**GIVEN DATA**:
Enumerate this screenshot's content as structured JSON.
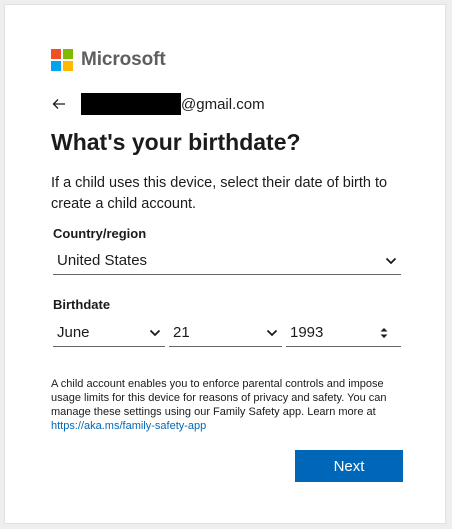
{
  "brand": {
    "name": "Microsoft",
    "colors": [
      "#f25022",
      "#7fba00",
      "#00a4ef",
      "#ffb900"
    ]
  },
  "identity": {
    "email_suffix": "@gmail.com"
  },
  "page": {
    "title": "What's your birthdate?",
    "description": "If a child uses this device, select their date of birth to create a child account."
  },
  "country": {
    "label": "Country/region",
    "value": "United States"
  },
  "birthdate": {
    "label": "Birthdate",
    "month": "June",
    "day": "21",
    "year": "1993"
  },
  "note": {
    "text": "A child account enables you to enforce parental controls and impose usage limits for this device for reasons of privacy and safety. You can manage these settings using our Family Safety app. Learn more at ",
    "link": "https://aka.ms/family-safety-app"
  },
  "actions": {
    "next_label": "Next"
  },
  "colors": {
    "accent": "#0067b8",
    "text": "#1b1b1b",
    "background": "#ffffff"
  }
}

**WRITTEN REQUEST**: Copy out the data above exactly, except the pictures.

**RESPONSE FOR THIS EXERCISE**:
Enumerate this screenshot's content as structured JSON.
{
  "brand": {
    "name": "Microsoft",
    "colors": [
      "#f25022",
      "#7fba00",
      "#00a4ef",
      "#ffb900"
    ]
  },
  "identity": {
    "email_suffix": "@gmail.com"
  },
  "page": {
    "title": "What's your birthdate?",
    "description": "If a child uses this device, select their date of birth to create a child account."
  },
  "country": {
    "label": "Country/region",
    "value": "United States"
  },
  "birthdate": {
    "label": "Birthdate",
    "month": "June",
    "day": "21",
    "year": "1993"
  },
  "note": {
    "text": "A child account enables you to enforce parental controls and impose usage limits for this device for reasons of privacy and safety. You can manage these settings using our Family Safety app. Learn more at ",
    "link": "https://aka.ms/family-safety-app"
  },
  "actions": {
    "next_label": "Next"
  },
  "colors": {
    "accent": "#0067b8",
    "text": "#1b1b1b",
    "background": "#ffffff"
  }
}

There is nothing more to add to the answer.